PROBLEM TO WORK ON ->
Set down the records once more, please, exactly and with the pictures left out.

GIVEN DATA ->
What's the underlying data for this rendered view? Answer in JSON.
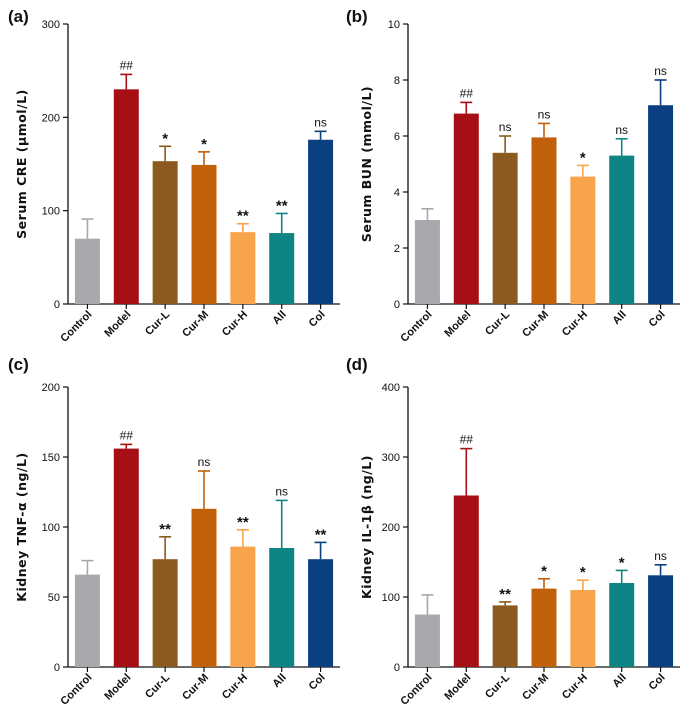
{
  "chart_data": [
    {
      "type": "bar",
      "panel": "(a)",
      "title": "",
      "ylabel": "Serum CRE (μmol/L)",
      "ylim": [
        0,
        300
      ],
      "yticks": [
        0,
        100,
        200,
        300
      ],
      "grid": false,
      "categories": [
        "Control",
        "Model",
        "Cur-L",
        "Cur-M",
        "Cur-H",
        "All",
        "Col"
      ],
      "values": [
        70,
        230,
        153,
        149,
        77,
        76,
        176
      ],
      "errors": [
        21,
        16,
        16,
        14,
        9,
        21,
        9
      ],
      "significance": [
        "",
        "##",
        "*",
        "*",
        "**",
        "**",
        "ns"
      ],
      "colors": [
        "#a8a8ad",
        "#a50f15",
        "#8b5a1e",
        "#c0600a",
        "#f8a44c",
        "#0e8484",
        "#0b3f82"
      ]
    },
    {
      "type": "bar",
      "panel": "(b)",
      "title": "",
      "ylabel": "Serum BUN (mmol/L)",
      "ylim": [
        0,
        10
      ],
      "yticks": [
        0,
        2,
        4,
        6,
        8,
        10
      ],
      "grid": false,
      "categories": [
        "Control",
        "Model",
        "Cur-L",
        "Cur-M",
        "Cur-H",
        "All",
        "Col"
      ],
      "values": [
        3.0,
        6.8,
        5.4,
        5.95,
        4.55,
        5.3,
        7.1
      ],
      "errors": [
        0.4,
        0.4,
        0.6,
        0.5,
        0.4,
        0.6,
        0.9
      ],
      "significance": [
        "",
        "##",
        "ns",
        "ns",
        "*",
        "ns",
        "ns"
      ],
      "colors": [
        "#a8a8ad",
        "#a50f15",
        "#8b5a1e",
        "#c0600a",
        "#f8a44c",
        "#0e8484",
        "#0b3f82"
      ]
    },
    {
      "type": "bar",
      "panel": "(c)",
      "title": "",
      "ylabel": "Kidney TNF-α (ng/L)",
      "ylim": [
        0,
        200
      ],
      "yticks": [
        0,
        50,
        100,
        150,
        200
      ],
      "grid": false,
      "categories": [
        "Control",
        "Model",
        "Cur-L",
        "Cur-M",
        "Cur-H",
        "All",
        "Col"
      ],
      "values": [
        66,
        156,
        77,
        113,
        86,
        85,
        77
      ],
      "errors": [
        10,
        3,
        16,
        27,
        12,
        34,
        12
      ],
      "significance": [
        "",
        "##",
        "**",
        "ns",
        "**",
        "ns",
        "**"
      ],
      "colors": [
        "#a8a8ad",
        "#a50f15",
        "#8b5a1e",
        "#c0600a",
        "#f8a44c",
        "#0e8484",
        "#0b3f82"
      ]
    },
    {
      "type": "bar",
      "panel": "(d)",
      "title": "",
      "ylabel": "Kidney IL-1β (ng/L)",
      "ylim": [
        0,
        400
      ],
      "yticks": [
        0,
        100,
        200,
        300,
        400
      ],
      "grid": false,
      "categories": [
        "Control",
        "Model",
        "Cur-L",
        "Cur-M",
        "Cur-H",
        "All",
        "Col"
      ],
      "values": [
        75,
        245,
        88,
        112,
        110,
        120,
        131
      ],
      "errors": [
        28,
        67,
        5,
        14,
        14,
        18,
        15
      ],
      "significance": [
        "",
        "##",
        "**",
        "*",
        "*",
        "*",
        "ns"
      ],
      "colors": [
        "#a8a8ad",
        "#a50f15",
        "#8b5a1e",
        "#c0600a",
        "#f8a44c",
        "#0e8484",
        "#0b3f82"
      ]
    }
  ]
}
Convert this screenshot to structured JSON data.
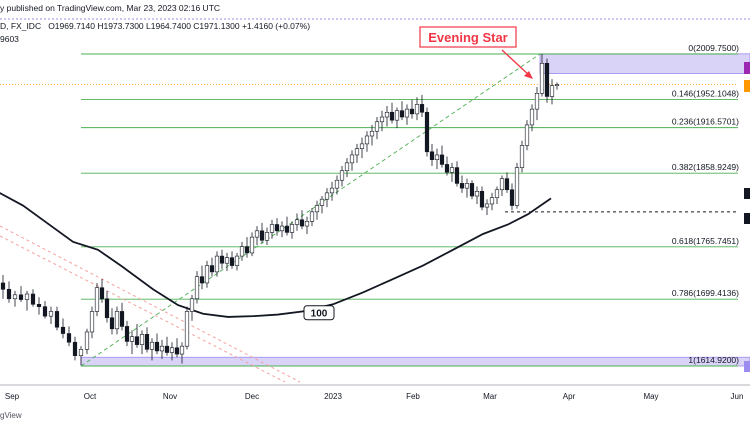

THE SOLUTION ->
What's the underlying data for this rendered view? Answer in JSON.
{
  "chart_data": [
    {
      "type": "bar",
      "panel": "(a)",
      "title": "",
      "ylabel": "Serum CRE (μmol/L)",
      "ylim": [
        0,
        300
      ],
      "yticks": [
        0,
        100,
        200,
        300
      ],
      "grid": false,
      "categories": [
        "Control",
        "Model",
        "Cur-L",
        "Cur-M",
        "Cur-H",
        "All",
        "Col"
      ],
      "values": [
        70,
        230,
        153,
        149,
        77,
        76,
        176
      ],
      "errors": [
        21,
        16,
        16,
        14,
        9,
        21,
        9
      ],
      "significance": [
        "",
        "##",
        "*",
        "*",
        "**",
        "**",
        "ns"
      ],
      "colors": [
        "#a8a8ad",
        "#a50f15",
        "#8b5a1e",
        "#c0600a",
        "#f8a44c",
        "#0e8484",
        "#0b3f82"
      ]
    },
    {
      "type": "bar",
      "panel": "(b)",
      "title": "",
      "ylabel": "Serum BUN (mmol/L)",
      "ylim": [
        0,
        10
      ],
      "yticks": [
        0,
        2,
        4,
        6,
        8,
        10
      ],
      "grid": false,
      "categories": [
        "Control",
        "Model",
        "Cur-L",
        "Cur-M",
        "Cur-H",
        "All",
        "Col"
      ],
      "values": [
        3.0,
        6.8,
        5.4,
        5.95,
        4.55,
        5.3,
        7.1
      ],
      "errors": [
        0.4,
        0.4,
        0.6,
        0.5,
        0.4,
        0.6,
        0.9
      ],
      "significance": [
        "",
        "##",
        "ns",
        "ns",
        "*",
        "ns",
        "ns"
      ],
      "colors": [
        "#a8a8ad",
        "#a50f15",
        "#8b5a1e",
        "#c0600a",
        "#f8a44c",
        "#0e8484",
        "#0b3f82"
      ]
    },
    {
      "type": "bar",
      "panel": "(c)",
      "title": "",
      "ylabel": "Kidney TNF-α (ng/L)",
      "ylim": [
        0,
        200
      ],
      "yticks": [
        0,
        50,
        100,
        150,
        200
      ],
      "grid": false,
      "categories": [
        "Control",
        "Model",
        "Cur-L",
        "Cur-M",
        "Cur-H",
        "All",
        "Col"
      ],
      "values": [
        66,
        156,
        77,
        113,
        86,
        85,
        77
      ],
      "errors": [
        10,
        3,
        16,
        27,
        12,
        34,
        12
      ],
      "significance": [
        "",
        "##",
        "**",
        "ns",
        "**",
        "ns",
        "**"
      ],
      "colors": [
        "#a8a8ad",
        "#a50f15",
        "#8b5a1e",
        "#c0600a",
        "#f8a44c",
        "#0e8484",
        "#0b3f82"
      ]
    },
    {
      "type": "bar",
      "panel": "(d)",
      "title": "",
      "ylabel": "Kidney IL-1β (ng/L)",
      "ylim": [
        0,
        400
      ],
      "yticks": [
        0,
        100,
        200,
        300,
        400
      ],
      "grid": false,
      "categories": [
        "Control",
        "Model",
        "Cur-L",
        "Cur-M",
        "Cur-H",
        "All",
        "Col"
      ],
      "values": [
        75,
        245,
        88,
        112,
        110,
        120,
        131
      ],
      "errors": [
        28,
        67,
        5,
        14,
        14,
        18,
        15
      ],
      "significance": [
        "",
        "##",
        "**",
        "*",
        "*",
        "*",
        "ns"
      ],
      "colors": [
        "#a8a8ad",
        "#a50f15",
        "#8b5a1e",
        "#c0600a",
        "#f8a44c",
        "#0e8484",
        "#0b3f82"
      ]
    }
  ]
}
Convert this screenshot to structured JSON data.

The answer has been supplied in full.